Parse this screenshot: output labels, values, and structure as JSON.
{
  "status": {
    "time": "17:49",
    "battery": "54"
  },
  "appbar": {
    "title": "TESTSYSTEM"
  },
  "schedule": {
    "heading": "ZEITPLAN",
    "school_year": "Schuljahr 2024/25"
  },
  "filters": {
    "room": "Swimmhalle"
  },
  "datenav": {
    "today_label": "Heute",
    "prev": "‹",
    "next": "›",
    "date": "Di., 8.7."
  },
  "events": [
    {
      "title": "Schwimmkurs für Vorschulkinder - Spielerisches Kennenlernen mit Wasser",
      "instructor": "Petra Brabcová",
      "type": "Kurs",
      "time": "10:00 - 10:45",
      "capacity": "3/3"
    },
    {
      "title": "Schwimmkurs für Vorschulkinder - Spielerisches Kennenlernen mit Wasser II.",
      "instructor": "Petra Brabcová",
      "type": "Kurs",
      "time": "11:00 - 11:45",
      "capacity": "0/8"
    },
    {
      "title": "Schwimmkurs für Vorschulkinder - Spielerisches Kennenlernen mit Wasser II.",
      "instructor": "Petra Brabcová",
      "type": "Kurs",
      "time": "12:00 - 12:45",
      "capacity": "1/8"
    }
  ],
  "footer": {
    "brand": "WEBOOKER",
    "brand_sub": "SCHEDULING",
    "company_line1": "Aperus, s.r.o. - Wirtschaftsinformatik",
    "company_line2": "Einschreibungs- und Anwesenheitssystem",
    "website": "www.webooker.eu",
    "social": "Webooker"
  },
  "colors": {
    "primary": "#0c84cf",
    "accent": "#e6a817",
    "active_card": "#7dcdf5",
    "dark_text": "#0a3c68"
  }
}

◆ ◆ ◆ ◆ ◆

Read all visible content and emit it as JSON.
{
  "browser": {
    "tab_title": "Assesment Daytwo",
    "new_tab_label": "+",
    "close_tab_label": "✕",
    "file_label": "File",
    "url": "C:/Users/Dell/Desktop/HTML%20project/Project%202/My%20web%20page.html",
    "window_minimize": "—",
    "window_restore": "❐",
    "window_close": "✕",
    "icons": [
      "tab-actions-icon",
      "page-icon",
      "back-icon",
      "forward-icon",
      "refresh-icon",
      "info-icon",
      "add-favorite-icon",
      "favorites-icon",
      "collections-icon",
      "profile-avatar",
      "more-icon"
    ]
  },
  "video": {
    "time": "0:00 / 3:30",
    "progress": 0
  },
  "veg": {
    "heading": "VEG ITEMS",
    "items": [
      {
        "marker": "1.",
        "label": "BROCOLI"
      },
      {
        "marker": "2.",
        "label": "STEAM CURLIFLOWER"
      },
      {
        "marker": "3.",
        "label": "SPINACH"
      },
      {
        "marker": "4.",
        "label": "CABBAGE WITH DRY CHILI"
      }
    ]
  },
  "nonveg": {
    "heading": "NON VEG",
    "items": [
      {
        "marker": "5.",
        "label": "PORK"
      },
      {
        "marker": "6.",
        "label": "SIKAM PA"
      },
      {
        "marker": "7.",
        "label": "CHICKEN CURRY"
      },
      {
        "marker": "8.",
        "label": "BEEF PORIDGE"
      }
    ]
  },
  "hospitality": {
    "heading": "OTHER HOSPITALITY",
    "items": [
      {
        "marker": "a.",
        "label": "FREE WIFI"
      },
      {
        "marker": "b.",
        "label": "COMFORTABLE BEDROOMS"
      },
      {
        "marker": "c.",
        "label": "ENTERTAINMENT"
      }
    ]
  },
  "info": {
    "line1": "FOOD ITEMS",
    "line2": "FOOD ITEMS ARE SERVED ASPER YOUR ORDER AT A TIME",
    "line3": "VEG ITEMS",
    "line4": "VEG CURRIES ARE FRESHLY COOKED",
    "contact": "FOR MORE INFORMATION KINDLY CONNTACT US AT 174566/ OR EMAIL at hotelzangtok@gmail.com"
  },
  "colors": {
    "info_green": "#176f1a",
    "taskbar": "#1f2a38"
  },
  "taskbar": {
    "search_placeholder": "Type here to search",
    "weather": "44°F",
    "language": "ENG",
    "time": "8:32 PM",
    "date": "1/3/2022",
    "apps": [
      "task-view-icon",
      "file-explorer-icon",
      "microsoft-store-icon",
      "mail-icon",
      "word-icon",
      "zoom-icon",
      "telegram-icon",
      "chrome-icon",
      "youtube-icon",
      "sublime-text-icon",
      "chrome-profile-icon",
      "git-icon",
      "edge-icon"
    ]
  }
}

◆ ◆ ◆ ◆ ◆

*Your instructions:* Copy out the lines in which the string "heading" appears.

*Final result:*
    "heading": "ZEITPLAN",
    "heading": "VEG ITEMS",
    "heading": "NON VEG",
    "heading": "OTHER HOSPITALITY",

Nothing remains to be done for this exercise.